WHAT YOU SHOULD DO
Copy the listing verbatim, excluding any images found in it.

Begin RECORDS FOR THIS TASK

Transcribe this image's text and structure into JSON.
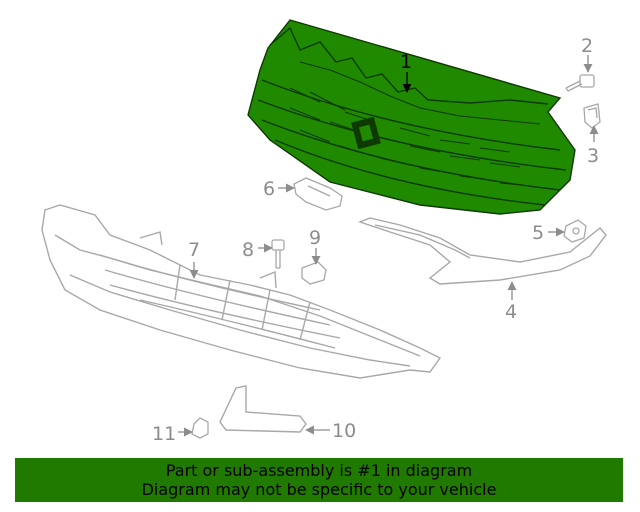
{
  "colors": {
    "highlight": "#1f8a00",
    "highlight_dark": "#0e3a00",
    "outline": "#a8a8a8",
    "footer_bg": "#217a00"
  },
  "callouts": [
    "1",
    "2",
    "3",
    "4",
    "5",
    "6",
    "7",
    "8",
    "9",
    "10",
    "11"
  ],
  "footer": {
    "line1": "Part or sub-assembly is #1 in diagram",
    "line2": "Diagram may not be specific to your vehicle"
  }
}
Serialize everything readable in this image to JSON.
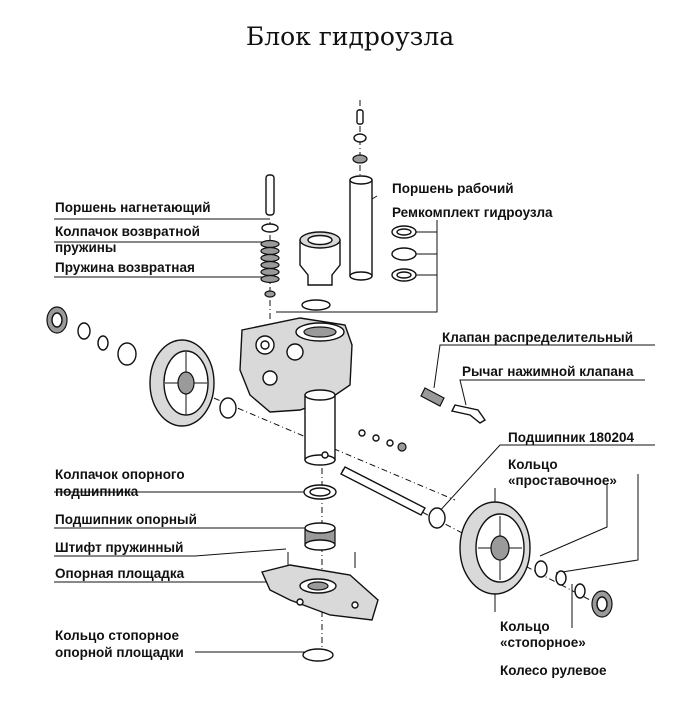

End RECORDS FOR THIS TASK

ANSWER TO THE TASK
Transcribe this image's text and structure into JSON.
{
  "colors": {
    "highlight": "#1f8a00",
    "highlight_dark": "#0e3a00",
    "outline": "#a8a8a8",
    "footer_bg": "#217a00"
  },
  "callouts": [
    "1",
    "2",
    "3",
    "4",
    "5",
    "6",
    "7",
    "8",
    "9",
    "10",
    "11"
  ],
  "footer": {
    "line1": "Part or sub-assembly is #1 in diagram",
    "line2": "Diagram may not be specific to your vehicle"
  }
}
Serialize everything readable in this image to JSON.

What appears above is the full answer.